#### Task prompt
Output the material below in full, exactly as it is.
— Begin Information given —
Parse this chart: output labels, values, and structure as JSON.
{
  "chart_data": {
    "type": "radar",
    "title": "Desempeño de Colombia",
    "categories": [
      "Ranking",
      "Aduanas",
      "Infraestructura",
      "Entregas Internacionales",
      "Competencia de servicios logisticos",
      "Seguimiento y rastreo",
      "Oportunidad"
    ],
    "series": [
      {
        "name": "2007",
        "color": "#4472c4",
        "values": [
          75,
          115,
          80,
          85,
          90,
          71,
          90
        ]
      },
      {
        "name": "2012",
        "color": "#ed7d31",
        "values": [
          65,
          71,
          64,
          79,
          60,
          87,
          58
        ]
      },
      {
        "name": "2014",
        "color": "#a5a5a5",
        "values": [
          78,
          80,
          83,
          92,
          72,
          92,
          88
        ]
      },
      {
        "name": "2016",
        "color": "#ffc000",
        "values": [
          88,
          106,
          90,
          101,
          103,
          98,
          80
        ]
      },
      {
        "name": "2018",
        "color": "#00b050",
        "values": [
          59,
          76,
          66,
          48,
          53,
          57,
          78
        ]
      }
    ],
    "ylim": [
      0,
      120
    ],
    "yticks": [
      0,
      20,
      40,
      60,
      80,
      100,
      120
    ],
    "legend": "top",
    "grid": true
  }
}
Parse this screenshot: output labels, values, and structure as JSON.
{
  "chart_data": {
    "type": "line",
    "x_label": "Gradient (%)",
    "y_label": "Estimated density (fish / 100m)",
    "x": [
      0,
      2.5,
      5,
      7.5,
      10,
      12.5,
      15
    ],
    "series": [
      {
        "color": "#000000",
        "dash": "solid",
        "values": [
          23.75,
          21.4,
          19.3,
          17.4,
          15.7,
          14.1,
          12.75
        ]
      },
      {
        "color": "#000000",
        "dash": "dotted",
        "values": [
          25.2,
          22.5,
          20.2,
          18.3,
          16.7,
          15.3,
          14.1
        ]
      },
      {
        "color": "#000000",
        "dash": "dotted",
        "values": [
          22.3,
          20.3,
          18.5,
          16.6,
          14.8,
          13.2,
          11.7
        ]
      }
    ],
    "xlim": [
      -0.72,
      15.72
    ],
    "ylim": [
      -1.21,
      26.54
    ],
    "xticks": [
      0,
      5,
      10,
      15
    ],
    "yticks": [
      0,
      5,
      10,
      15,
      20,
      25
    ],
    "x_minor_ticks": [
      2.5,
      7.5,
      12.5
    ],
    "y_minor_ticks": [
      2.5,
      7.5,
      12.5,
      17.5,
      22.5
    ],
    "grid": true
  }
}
— End Information given —
#### Final result
Parse this chart: output labels, values, and structure as JSON.
{
  "chart_data": {
    "type": "radar",
    "title": "Desempeño de Colombia",
    "categories": [
      "Ranking",
      "Aduanas",
      "Infraestructura",
      "Entregas Internacionales",
      "Competencia de servicios logisticos",
      "Seguimiento y rastreo",
      "Oportunidad"
    ],
    "series": [
      {
        "name": "2007",
        "color": "#4472c4",
        "values": [
          75,
          115,
          80,
          85,
          90,
          71,
          90
        ]
      },
      {
        "name": "2012",
        "color": "#ed7d31",
        "values": [
          65,
          71,
          64,
          79,
          60,
          87,
          58
        ]
      },
      {
        "name": "2014",
        "color": "#a5a5a5",
        "values": [
          78,
          80,
          83,
          92,
          72,
          92,
          88
        ]
      },
      {
        "name": "2016",
        "color": "#ffc000",
        "values": [
          88,
          106,
          90,
          101,
          103,
          98,
          80
        ]
      },
      {
        "name": "2018",
        "color": "#00b050",
        "values": [
          59,
          76,
          66,
          48,
          53,
          57,
          78
        ]
      }
    ],
    "ylim": [
      0,
      120
    ],
    "yticks": [
      0,
      20,
      40,
      60,
      80,
      100,
      120
    ],
    "legend": "top",
    "grid": true
  }
}
Parse this screenshot: output labels, values, and structure as JSON.
{
  "chart_data": {
    "type": "line",
    "x_label": "Gradient (%)",
    "y_label": "Estimated density (fish / 100m)",
    "x": [
      0,
      2.5,
      5,
      7.5,
      10,
      12.5,
      15
    ],
    "series": [
      {
        "color": "#000000",
        "dash": "solid",
        "values": [
          23.75,
          21.4,
          19.3,
          17.4,
          15.7,
          14.1,
          12.75
        ]
      },
      {
        "color": "#000000",
        "dash": "dotted",
        "values": [
          25.2,
          22.5,
          20.2,
          18.3,
          16.7,
          15.3,
          14.1
        ]
      },
      {
        "color": "#000000",
        "dash": "dotted",
        "values": [
          22.3,
          20.3,
          18.5,
          16.6,
          14.8,
          13.2,
          11.7
        ]
      }
    ],
    "xlim": [
      -0.72,
      15.72
    ],
    "ylim": [
      -1.21,
      26.54
    ],
    "xticks": [
      0,
      5,
      10,
      15
    ],
    "yticks": [
      0,
      5,
      10,
      15,
      20,
      25
    ],
    "x_minor_ticks": [
      2.5,
      7.5,
      12.5
    ],
    "y_minor_ticks": [
      2.5,
      7.5,
      12.5,
      17.5,
      22.5
    ],
    "grid": true
  }
}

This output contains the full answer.